[begin Material to process]

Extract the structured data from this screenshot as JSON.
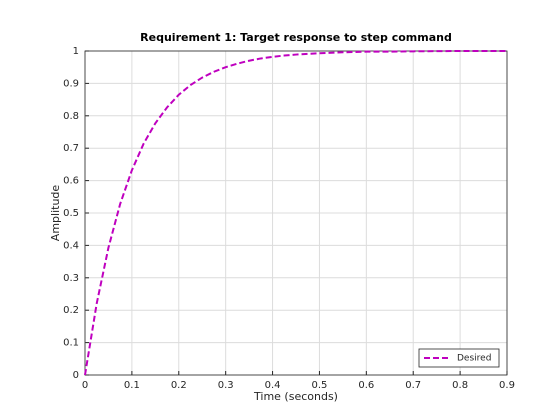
{
  "chart_data": {
    "type": "line",
    "title": "Requirement 1: Target response to step command",
    "x_label": "Time (seconds)",
    "y_label": "Amplitude",
    "x": [
      0,
      0.025,
      0.05,
      0.075,
      0.1,
      0.125,
      0.15,
      0.175,
      0.2,
      0.225,
      0.25,
      0.275,
      0.3,
      0.325,
      0.35,
      0.375,
      0.4,
      0.425,
      0.45,
      0.475,
      0.5,
      0.55,
      0.6,
      0.65,
      0.7,
      0.8,
      0.9
    ],
    "series": [
      {
        "name": "Desired",
        "color": "#bf00bf",
        "dashed": true,
        "values": [
          0,
          0.221,
          0.393,
          0.528,
          0.632,
          0.714,
          0.777,
          0.826,
          0.865,
          0.895,
          0.918,
          0.936,
          0.95,
          0.961,
          0.97,
          0.977,
          0.982,
          0.986,
          0.989,
          0.991,
          0.993,
          0.996,
          0.998,
          0.998,
          0.999,
          1.0,
          1.0
        ]
      }
    ],
    "xlim": [
      0,
      0.9
    ],
    "ylim": [
      0,
      1
    ],
    "xticks": [
      0,
      0.1,
      0.2,
      0.3,
      0.4,
      0.5,
      0.6,
      0.7,
      0.8,
      0.9
    ],
    "yticks": [
      0,
      0.1,
      0.2,
      0.3,
      0.4,
      0.5,
      0.6,
      0.7,
      0.8,
      0.9,
      1
    ],
    "grid": true,
    "legend": "lower right"
  }
}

[end Material to process]

### Set exercise
Your task is an exact transcription of all the data, minus the pictures.

### Result of this exercise
Extract the structured data from this screenshot as JSON.
{
  "chart_data": {
    "type": "line",
    "title": "Requirement 1: Target response to step command",
    "x_label": "Time (seconds)",
    "y_label": "Amplitude",
    "x": [
      0,
      0.025,
      0.05,
      0.075,
      0.1,
      0.125,
      0.15,
      0.175,
      0.2,
      0.225,
      0.25,
      0.275,
      0.3,
      0.325,
      0.35,
      0.375,
      0.4,
      0.425,
      0.45,
      0.475,
      0.5,
      0.55,
      0.6,
      0.65,
      0.7,
      0.8,
      0.9
    ],
    "series": [
      {
        "name": "Desired",
        "color": "#bf00bf",
        "dashed": true,
        "values": [
          0,
          0.221,
          0.393,
          0.528,
          0.632,
          0.714,
          0.777,
          0.826,
          0.865,
          0.895,
          0.918,
          0.936,
          0.95,
          0.961,
          0.97,
          0.977,
          0.982,
          0.986,
          0.989,
          0.991,
          0.993,
          0.996,
          0.998,
          0.998,
          0.999,
          1.0,
          1.0
        ]
      }
    ],
    "xlim": [
      0,
      0.9
    ],
    "ylim": [
      0,
      1
    ],
    "xticks": [
      0,
      0.1,
      0.2,
      0.3,
      0.4,
      0.5,
      0.6,
      0.7,
      0.8,
      0.9
    ],
    "yticks": [
      0,
      0.1,
      0.2,
      0.3,
      0.4,
      0.5,
      0.6,
      0.7,
      0.8,
      0.9,
      1
    ],
    "grid": true,
    "legend": "lower right"
  }
}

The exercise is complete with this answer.